▸ **Data shown**:
==*==

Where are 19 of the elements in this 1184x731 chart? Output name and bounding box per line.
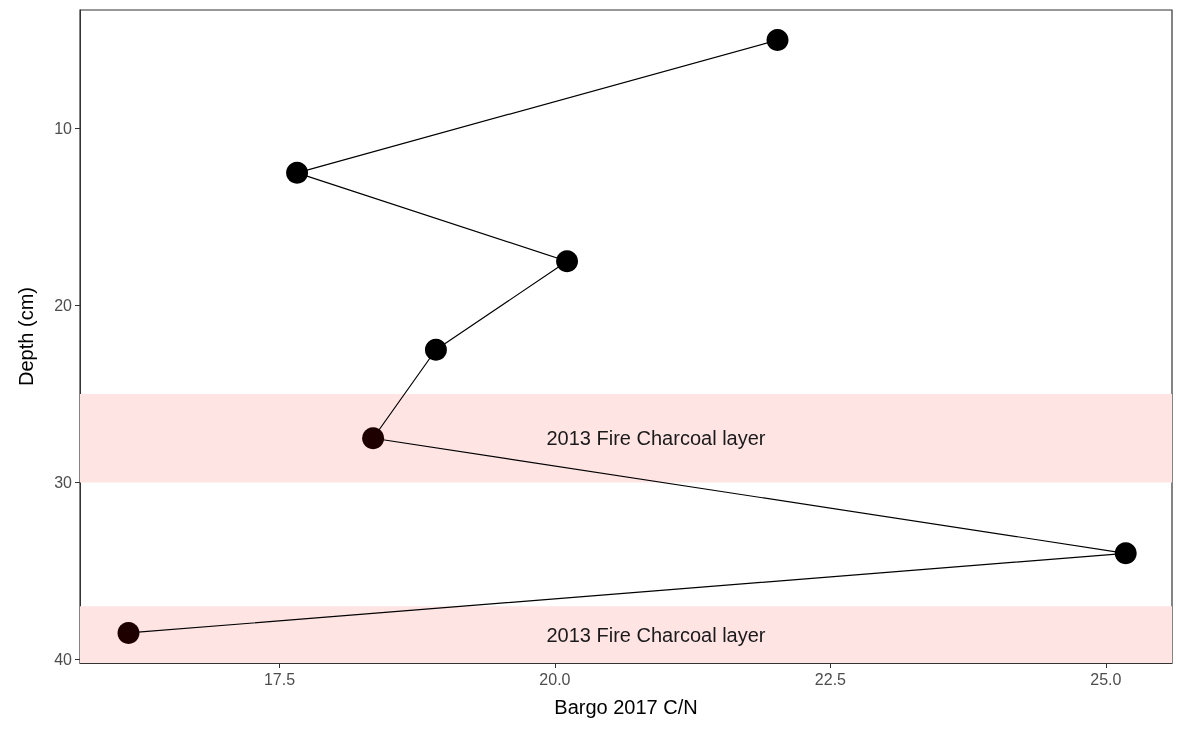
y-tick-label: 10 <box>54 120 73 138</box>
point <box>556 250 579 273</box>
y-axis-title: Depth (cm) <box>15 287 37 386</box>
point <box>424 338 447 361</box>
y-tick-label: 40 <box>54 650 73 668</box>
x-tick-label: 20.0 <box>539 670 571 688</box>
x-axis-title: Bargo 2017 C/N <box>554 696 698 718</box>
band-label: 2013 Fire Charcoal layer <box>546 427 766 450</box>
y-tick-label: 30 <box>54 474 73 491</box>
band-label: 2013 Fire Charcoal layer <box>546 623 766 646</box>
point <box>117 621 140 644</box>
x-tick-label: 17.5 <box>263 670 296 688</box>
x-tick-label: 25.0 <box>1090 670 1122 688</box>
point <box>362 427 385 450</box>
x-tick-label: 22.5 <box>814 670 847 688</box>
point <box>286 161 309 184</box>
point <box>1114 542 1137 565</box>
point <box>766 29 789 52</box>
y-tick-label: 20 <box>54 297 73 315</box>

==*==

▸ **Work required**:
Express every line of the records above as a JSON list of strings, one string per line, leaving out blank lines and the picture placeholders.

▸ **Completed task**:
[
  "Where are 19 of the elements in this 1184x731 chart? Output name and bounding box per line.",
  "y-tick-label: 10 <box>54 120 73 138</box>",
  "point <box>556 250 579 273</box>",
  "y-axis-title: Depth (cm) <box>15 287 37 386</box>",
  "point <box>424 338 447 361</box>",
  "y-tick-label: 40 <box>54 650 73 668</box>",
  "x-tick-label: 20.0 <box>539 670 571 688</box>",
  "x-axis-title: Bargo 2017 C/N <box>554 696 698 718</box>",
  "band-label: 2013 Fire Charcoal layer <box>546 427 766 450</box>",
  "y-tick-label: 30 <box>54 474 73 491</box>",
  "band-label: 2013 Fire Charcoal layer <box>546 623 766 646</box>",
  "point <box>117 621 140 644</box>",
  "x-tick-label: 17.5 <box>263 670 296 688</box>",
  "x-tick-label: 25.0 <box>1090 670 1122 688</box>",
  "point <box>362 427 385 450</box>",
  "x-tick-label: 22.5 <box>814 670 847 688</box>",
  "point <box>286 161 309 184</box>",
  "point <box>1114 542 1137 565</box>",
  "point <box>766 29 789 52</box>",
  "y-tick-label: 20 <box>54 297 73 315</box>"
]